+++ SUPPLIED DATA

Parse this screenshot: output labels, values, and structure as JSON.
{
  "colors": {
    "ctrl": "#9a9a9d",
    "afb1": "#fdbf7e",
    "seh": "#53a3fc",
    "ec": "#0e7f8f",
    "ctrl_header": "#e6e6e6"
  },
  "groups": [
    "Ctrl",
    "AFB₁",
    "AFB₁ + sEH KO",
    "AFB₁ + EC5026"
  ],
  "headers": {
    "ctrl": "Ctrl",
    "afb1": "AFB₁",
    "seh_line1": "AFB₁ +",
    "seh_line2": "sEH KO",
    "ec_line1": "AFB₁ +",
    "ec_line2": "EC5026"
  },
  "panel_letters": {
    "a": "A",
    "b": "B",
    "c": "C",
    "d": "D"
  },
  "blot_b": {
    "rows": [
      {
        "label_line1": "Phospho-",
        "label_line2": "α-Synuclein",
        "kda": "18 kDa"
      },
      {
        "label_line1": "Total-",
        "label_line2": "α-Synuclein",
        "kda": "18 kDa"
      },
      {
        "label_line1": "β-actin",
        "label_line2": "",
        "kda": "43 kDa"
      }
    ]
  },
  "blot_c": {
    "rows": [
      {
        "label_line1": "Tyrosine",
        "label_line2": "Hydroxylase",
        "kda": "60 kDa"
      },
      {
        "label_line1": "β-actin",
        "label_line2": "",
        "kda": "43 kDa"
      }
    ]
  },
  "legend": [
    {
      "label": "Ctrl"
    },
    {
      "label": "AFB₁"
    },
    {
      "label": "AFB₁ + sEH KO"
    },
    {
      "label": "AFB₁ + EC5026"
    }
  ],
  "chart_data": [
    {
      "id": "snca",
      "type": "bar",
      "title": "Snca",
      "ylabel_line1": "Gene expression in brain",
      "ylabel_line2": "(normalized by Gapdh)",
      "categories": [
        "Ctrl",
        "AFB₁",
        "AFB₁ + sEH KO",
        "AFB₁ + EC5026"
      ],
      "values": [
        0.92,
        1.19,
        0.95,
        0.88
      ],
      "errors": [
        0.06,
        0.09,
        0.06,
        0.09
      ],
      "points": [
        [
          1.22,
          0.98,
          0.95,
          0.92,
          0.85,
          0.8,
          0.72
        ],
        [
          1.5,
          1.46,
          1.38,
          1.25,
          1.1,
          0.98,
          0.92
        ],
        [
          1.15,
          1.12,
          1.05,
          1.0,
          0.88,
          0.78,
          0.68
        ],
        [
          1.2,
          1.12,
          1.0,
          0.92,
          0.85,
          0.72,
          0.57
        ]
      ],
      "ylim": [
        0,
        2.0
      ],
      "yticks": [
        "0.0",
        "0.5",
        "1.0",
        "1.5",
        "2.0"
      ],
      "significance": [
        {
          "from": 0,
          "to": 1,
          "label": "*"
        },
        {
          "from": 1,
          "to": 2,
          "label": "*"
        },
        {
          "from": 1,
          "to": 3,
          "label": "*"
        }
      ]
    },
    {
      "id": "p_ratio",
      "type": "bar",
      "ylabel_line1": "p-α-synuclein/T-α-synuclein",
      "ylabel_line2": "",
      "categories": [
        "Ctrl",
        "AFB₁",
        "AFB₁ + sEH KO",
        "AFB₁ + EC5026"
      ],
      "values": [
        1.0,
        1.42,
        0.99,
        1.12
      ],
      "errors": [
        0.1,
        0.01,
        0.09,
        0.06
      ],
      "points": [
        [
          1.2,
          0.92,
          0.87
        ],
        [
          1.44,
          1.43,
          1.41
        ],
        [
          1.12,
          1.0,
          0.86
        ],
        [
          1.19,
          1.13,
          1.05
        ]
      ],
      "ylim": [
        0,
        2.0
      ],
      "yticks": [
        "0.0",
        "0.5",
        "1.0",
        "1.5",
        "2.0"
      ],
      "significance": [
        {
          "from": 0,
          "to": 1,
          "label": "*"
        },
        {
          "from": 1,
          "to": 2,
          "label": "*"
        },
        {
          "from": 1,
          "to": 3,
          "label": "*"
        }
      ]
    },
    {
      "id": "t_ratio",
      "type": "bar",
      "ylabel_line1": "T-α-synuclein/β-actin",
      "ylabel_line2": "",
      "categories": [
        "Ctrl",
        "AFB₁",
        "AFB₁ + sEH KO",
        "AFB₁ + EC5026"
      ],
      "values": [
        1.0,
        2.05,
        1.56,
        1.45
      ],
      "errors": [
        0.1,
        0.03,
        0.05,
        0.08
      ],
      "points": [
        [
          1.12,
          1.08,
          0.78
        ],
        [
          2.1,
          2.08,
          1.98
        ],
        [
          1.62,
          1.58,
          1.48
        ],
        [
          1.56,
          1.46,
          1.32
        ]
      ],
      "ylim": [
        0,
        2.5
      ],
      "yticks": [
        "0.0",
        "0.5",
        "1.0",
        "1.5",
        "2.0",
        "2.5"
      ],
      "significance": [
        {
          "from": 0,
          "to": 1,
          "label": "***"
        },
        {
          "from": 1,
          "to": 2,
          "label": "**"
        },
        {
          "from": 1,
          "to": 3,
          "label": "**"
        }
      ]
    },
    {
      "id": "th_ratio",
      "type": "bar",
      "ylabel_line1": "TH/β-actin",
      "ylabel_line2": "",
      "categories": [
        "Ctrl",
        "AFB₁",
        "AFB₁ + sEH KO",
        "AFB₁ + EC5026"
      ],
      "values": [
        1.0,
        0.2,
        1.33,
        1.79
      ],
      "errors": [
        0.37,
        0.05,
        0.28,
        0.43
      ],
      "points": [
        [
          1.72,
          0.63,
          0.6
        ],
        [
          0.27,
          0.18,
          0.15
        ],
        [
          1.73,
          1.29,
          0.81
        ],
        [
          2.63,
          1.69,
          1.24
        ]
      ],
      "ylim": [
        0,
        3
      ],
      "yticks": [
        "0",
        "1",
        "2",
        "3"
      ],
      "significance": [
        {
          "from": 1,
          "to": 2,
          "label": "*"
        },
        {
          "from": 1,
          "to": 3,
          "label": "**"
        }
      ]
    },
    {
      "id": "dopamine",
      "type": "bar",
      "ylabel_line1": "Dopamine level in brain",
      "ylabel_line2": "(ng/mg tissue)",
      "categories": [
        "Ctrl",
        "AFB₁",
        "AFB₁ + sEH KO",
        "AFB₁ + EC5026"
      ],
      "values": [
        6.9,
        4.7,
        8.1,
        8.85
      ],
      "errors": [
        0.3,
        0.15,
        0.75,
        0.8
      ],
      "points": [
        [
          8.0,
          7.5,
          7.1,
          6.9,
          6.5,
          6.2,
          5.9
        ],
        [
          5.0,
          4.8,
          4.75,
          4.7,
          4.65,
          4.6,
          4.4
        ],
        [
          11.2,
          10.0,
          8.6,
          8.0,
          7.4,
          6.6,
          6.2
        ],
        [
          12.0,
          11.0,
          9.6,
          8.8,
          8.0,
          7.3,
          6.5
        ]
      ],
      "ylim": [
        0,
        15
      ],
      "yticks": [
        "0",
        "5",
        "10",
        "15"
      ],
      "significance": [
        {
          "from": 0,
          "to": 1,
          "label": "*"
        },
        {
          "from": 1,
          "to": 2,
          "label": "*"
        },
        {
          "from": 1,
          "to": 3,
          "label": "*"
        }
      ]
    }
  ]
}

++++++

SET TASK ::
From the first line to the last, retype the data exactly.

THE REPLY ::
Parse this screenshot: output labels, values, and structure as JSON.
{
  "colors": {
    "ctrl": "#9a9a9d",
    "afb1": "#fdbf7e",
    "seh": "#53a3fc",
    "ec": "#0e7f8f",
    "ctrl_header": "#e6e6e6"
  },
  "groups": [
    "Ctrl",
    "AFB₁",
    "AFB₁ + sEH KO",
    "AFB₁ + EC5026"
  ],
  "headers": {
    "ctrl": "Ctrl",
    "afb1": "AFB₁",
    "seh_line1": "AFB₁ +",
    "seh_line2": "sEH KO",
    "ec_line1": "AFB₁ +",
    "ec_line2": "EC5026"
  },
  "panel_letters": {
    "a": "A",
    "b": "B",
    "c": "C",
    "d": "D"
  },
  "blot_b": {
    "rows": [
      {
        "label_line1": "Phospho-",
        "label_line2": "α-Synuclein",
        "kda": "18 kDa"
      },
      {
        "label_line1": "Total-",
        "label_line2": "α-Synuclein",
        "kda": "18 kDa"
      },
      {
        "label_line1": "β-actin",
        "label_line2": "",
        "kda": "43 kDa"
      }
    ]
  },
  "blot_c": {
    "rows": [
      {
        "label_line1": "Tyrosine",
        "label_line2": "Hydroxylase",
        "kda": "60 kDa"
      },
      {
        "label_line1": "β-actin",
        "label_line2": "",
        "kda": "43 kDa"
      }
    ]
  },
  "legend": [
    {
      "label": "Ctrl"
    },
    {
      "label": "AFB₁"
    },
    {
      "label": "AFB₁ + sEH KO"
    },
    {
      "label": "AFB₁ + EC5026"
    }
  ],
  "chart_data": [
    {
      "id": "snca",
      "type": "bar",
      "title": "Snca",
      "ylabel_line1": "Gene expression in brain",
      "ylabel_line2": "(normalized by Gapdh)",
      "categories": [
        "Ctrl",
        "AFB₁",
        "AFB₁ + sEH KO",
        "AFB₁ + EC5026"
      ],
      "values": [
        0.92,
        1.19,
        0.95,
        0.88
      ],
      "errors": [
        0.06,
        0.09,
        0.06,
        0.09
      ],
      "points": [
        [
          1.22,
          0.98,
          0.95,
          0.92,
          0.85,
          0.8,
          0.72
        ],
        [
          1.5,
          1.46,
          1.38,
          1.25,
          1.1,
          0.98,
          0.92
        ],
        [
          1.15,
          1.12,
          1.05,
          1.0,
          0.88,
          0.78,
          0.68
        ],
        [
          1.2,
          1.12,
          1.0,
          0.92,
          0.85,
          0.72,
          0.57
        ]
      ],
      "ylim": [
        0,
        2.0
      ],
      "yticks": [
        "0.0",
        "0.5",
        "1.0",
        "1.5",
        "2.0"
      ],
      "significance": [
        {
          "from": 0,
          "to": 1,
          "label": "*"
        },
        {
          "from": 1,
          "to": 2,
          "label": "*"
        },
        {
          "from": 1,
          "to": 3,
          "label": "*"
        }
      ]
    },
    {
      "id": "p_ratio",
      "type": "bar",
      "ylabel_line1": "p-α-synuclein/T-α-synuclein",
      "ylabel_line2": "",
      "categories": [
        "Ctrl",
        "AFB₁",
        "AFB₁ + sEH KO",
        "AFB₁ + EC5026"
      ],
      "values": [
        1.0,
        1.42,
        0.99,
        1.12
      ],
      "errors": [
        0.1,
        0.01,
        0.09,
        0.06
      ],
      "points": [
        [
          1.2,
          0.92,
          0.87
        ],
        [
          1.44,
          1.43,
          1.41
        ],
        [
          1.12,
          1.0,
          0.86
        ],
        [
          1.19,
          1.13,
          1.05
        ]
      ],
      "ylim": [
        0,
        2.0
      ],
      "yticks": [
        "0.0",
        "0.5",
        "1.0",
        "1.5",
        "2.0"
      ],
      "significance": [
        {
          "from": 0,
          "to": 1,
          "label": "*"
        },
        {
          "from": 1,
          "to": 2,
          "label": "*"
        },
        {
          "from": 1,
          "to": 3,
          "label": "*"
        }
      ]
    },
    {
      "id": "t_ratio",
      "type": "bar",
      "ylabel_line1": "T-α-synuclein/β-actin",
      "ylabel_line2": "",
      "categories": [
        "Ctrl",
        "AFB₁",
        "AFB₁ + sEH KO",
        "AFB₁ + EC5026"
      ],
      "values": [
        1.0,
        2.05,
        1.56,
        1.45
      ],
      "errors": [
        0.1,
        0.03,
        0.05,
        0.08
      ],
      "points": [
        [
          1.12,
          1.08,
          0.78
        ],
        [
          2.1,
          2.08,
          1.98
        ],
        [
          1.62,
          1.58,
          1.48
        ],
        [
          1.56,
          1.46,
          1.32
        ]
      ],
      "ylim": [
        0,
        2.5
      ],
      "yticks": [
        "0.0",
        "0.5",
        "1.0",
        "1.5",
        "2.0",
        "2.5"
      ],
      "significance": [
        {
          "from": 0,
          "to": 1,
          "label": "***"
        },
        {
          "from": 1,
          "to": 2,
          "label": "**"
        },
        {
          "from": 1,
          "to": 3,
          "label": "**"
        }
      ]
    },
    {
      "id": "th_ratio",
      "type": "bar",
      "ylabel_line1": "TH/β-actin",
      "ylabel_line2": "",
      "categories": [
        "Ctrl",
        "AFB₁",
        "AFB₁ + sEH KO",
        "AFB₁ + EC5026"
      ],
      "values": [
        1.0,
        0.2,
        1.33,
        1.79
      ],
      "errors": [
        0.37,
        0.05,
        0.28,
        0.43
      ],
      "points": [
        [
          1.72,
          0.63,
          0.6
        ],
        [
          0.27,
          0.18,
          0.15
        ],
        [
          1.73,
          1.29,
          0.81
        ],
        [
          2.63,
          1.69,
          1.24
        ]
      ],
      "ylim": [
        0,
        3
      ],
      "yticks": [
        "0",
        "1",
        "2",
        "3"
      ],
      "significance": [
        {
          "from": 1,
          "to": 2,
          "label": "*"
        },
        {
          "from": 1,
          "to": 3,
          "label": "**"
        }
      ]
    },
    {
      "id": "dopamine",
      "type": "bar",
      "ylabel_line1": "Dopamine level in brain",
      "ylabel_line2": "(ng/mg tissue)",
      "categories": [
        "Ctrl",
        "AFB₁",
        "AFB₁ + sEH KO",
        "AFB₁ + EC5026"
      ],
      "values": [
        6.9,
        4.7,
        8.1,
        8.85
      ],
      "errors": [
        0.3,
        0.15,
        0.75,
        0.8
      ],
      "points": [
        [
          8.0,
          7.5,
          7.1,
          6.9,
          6.5,
          6.2,
          5.9
        ],
        [
          5.0,
          4.8,
          4.75,
          4.7,
          4.65,
          4.6,
          4.4
        ],
        [
          11.2,
          10.0,
          8.6,
          8.0,
          7.4,
          6.6,
          6.2
        ],
        [
          12.0,
          11.0,
          9.6,
          8.8,
          8.0,
          7.3,
          6.5
        ]
      ],
      "ylim": [
        0,
        15
      ],
      "yticks": [
        "0",
        "5",
        "10",
        "15"
      ],
      "significance": [
        {
          "from": 0,
          "to": 1,
          "label": "*"
        },
        {
          "from": 1,
          "to": 2,
          "label": "*"
        },
        {
          "from": 1,
          "to": 3,
          "label": "*"
        }
      ]
    }
  ]
}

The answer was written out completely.